Marty is endlessly fascinated by these men, who band together and are free in ways that you and I are not — Goodfellas, of course, directly plays out his childhood fantasy. Yet of all his gangster films, there is one that is a purer distillation of his own central artistic tension. I speak, of course, of The Departed.
The main character of the film is Matt Damon’s Collin Sullivan, and the first real scene is him as a child, encountering Jack Nicholson’s Frank Costello, Boston gangster extraordinaire. Colin is watching Frank shake down a store owner, when Frank sees young Colin watching him. He orders the owner to package up some bread and milk (and a comic book), giving it to Colin to take home. An easy reading of this scene is that it’s the first time Colin is being paid off to look the other way — which will turn out to be the formative moment in his life. However, it’s what immediately follows that makes The Departed such a load-bearing study of masculinity of the 21st century: Colin is seduced by the gangster way of life and doesn’t become a gangster. He becomes a cop.

BRIEF 1: In the passage on The Departed, which items does Frank order the store owner to package up for Colin?
BRIEF 2: Repeat the passage on The Departed word for word, from "The main character" to "becomes a cop.".

SUPPLIED MATERIAL:
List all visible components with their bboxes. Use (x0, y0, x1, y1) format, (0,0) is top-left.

PROBLEM SOLUTION 1:
- bread
- milk
- a comic book

PROBLEM SOLUTION 2:
The main character of the film is Matt Damon’s Collin Sullivan, and the first real scene is him as a child, encountering Jack Nicholson’s Frank Costello, Boston gangster extraordinaire. Colin is watching Frank shake down a store owner, when Frank sees young Colin watching him. He orders the owner to package up some bread and milk (and a comic book), giving it to Colin to take home. An easy reading of this scene is that it’s the first time Colin is being paid off to look the other way — which will turn out to be the formative moment in his life. However, it’s what immediately follows that makes The Departed such a load-bearing study of masculinity of the 21st century: Colin is seduced by the gangster way of life and doesn’t become a gangster. He becomes a cop.